== Supplied data ==
────────────────────

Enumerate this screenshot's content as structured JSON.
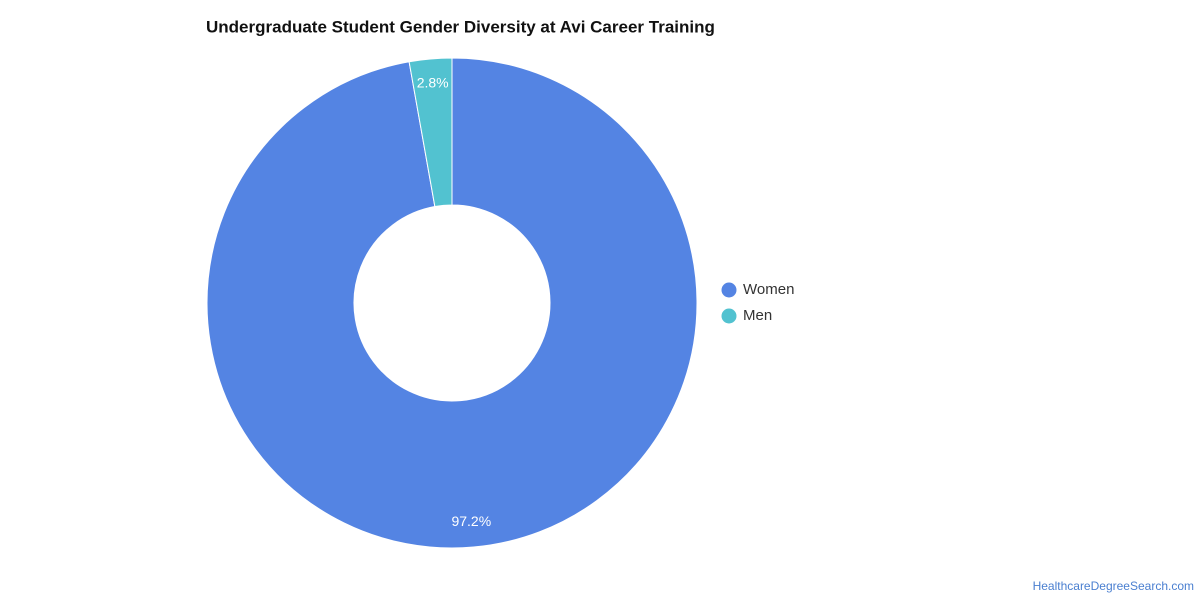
{
  "chart_data": {
    "type": "donut",
    "title": "Undergraduate Student Gender Diversity at Avi Career Training",
    "categories": [
      "Women",
      "Men"
    ],
    "series": [
      {
        "values": [
          97.2,
          2.8
        ],
        "value_labels": [
          "97.2%",
          "2.8%"
        ],
        "colors": [
          "#5484e3",
          "#52c2d0"
        ]
      }
    ],
    "legend": "right"
  },
  "source": "HealthcareDegreeSearch.com"
}
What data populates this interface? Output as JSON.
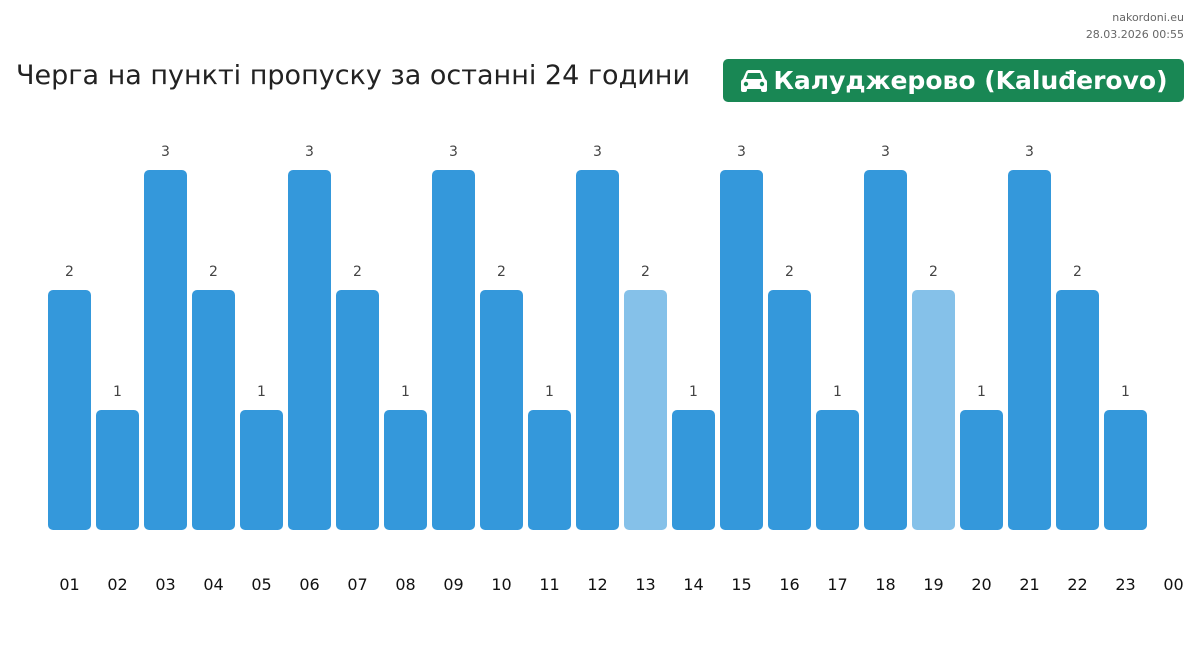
{
  "site": {
    "name": "nakordoni.eu",
    "timestamp": "28.03.2026 00:55"
  },
  "header": {
    "title": "Черга на пункті пропуску за останні 24 години",
    "checkpoint": "Калуджерово (Kaluđerovo)",
    "checkpoint_icon": "car-icon",
    "badge_color": "#198754"
  },
  "chart_data": {
    "type": "bar",
    "categories": [
      "01",
      "02",
      "03",
      "04",
      "05",
      "06",
      "07",
      "08",
      "09",
      "10",
      "11",
      "12",
      "13",
      "14",
      "15",
      "16",
      "17",
      "18",
      "19",
      "20",
      "21",
      "22",
      "23"
    ],
    "values": [
      2,
      1,
      3,
      2,
      1,
      3,
      2,
      1,
      3,
      2,
      1,
      3,
      2,
      1,
      3,
      2,
      1,
      3,
      2,
      1,
      3,
      2,
      1
    ],
    "highlighted": [
      "13",
      "19"
    ],
    "extra_tick": "00",
    "colors": {
      "bar": "#3498db",
      "highlight": "#85c1e9"
    },
    "ylim": [
      0,
      3
    ],
    "grid": false,
    "xlabel": "",
    "ylabel": "",
    "title": ""
  }
}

────────────────────

Transcribe the whole listing exactly. Pictures are excluded.

== Result of this exercise ==
Enumerate this screenshot's content as structured JSON.
{
  "chart_data": {
    "type": "donut",
    "title": "Undergraduate Student Gender Diversity at Avi Career Training",
    "categories": [
      "Women",
      "Men"
    ],
    "series": [
      {
        "values": [
          97.2,
          2.8
        ],
        "value_labels": [
          "97.2%",
          "2.8%"
        ],
        "colors": [
          "#5484e3",
          "#52c2d0"
        ]
      }
    ],
    "legend": "right"
  },
  "source": "HealthcareDegreeSearch.com"
}
What data populates this interface? Output as JSON.
{
  "site": {
    "name": "nakordoni.eu",
    "timestamp": "28.03.2026 00:55"
  },
  "header": {
    "title": "Черга на пункті пропуску за останні 24 години",
    "checkpoint": "Калуджерово (Kaluđerovo)",
    "checkpoint_icon": "car-icon",
    "badge_color": "#198754"
  },
  "chart_data": {
    "type": "bar",
    "categories": [
      "01",
      "02",
      "03",
      "04",
      "05",
      "06",
      "07",
      "08",
      "09",
      "10",
      "11",
      "12",
      "13",
      "14",
      "15",
      "16",
      "17",
      "18",
      "19",
      "20",
      "21",
      "22",
      "23"
    ],
    "values": [
      2,
      1,
      3,
      2,
      1,
      3,
      2,
      1,
      3,
      2,
      1,
      3,
      2,
      1,
      3,
      2,
      1,
      3,
      2,
      1,
      3,
      2,
      1
    ],
    "highlighted": [
      "13",
      "19"
    ],
    "extra_tick": "00",
    "colors": {
      "bar": "#3498db",
      "highlight": "#85c1e9"
    },
    "ylim": [
      0,
      3
    ],
    "grid": false,
    "xlabel": "",
    "ylabel": "",
    "title": ""
  }
}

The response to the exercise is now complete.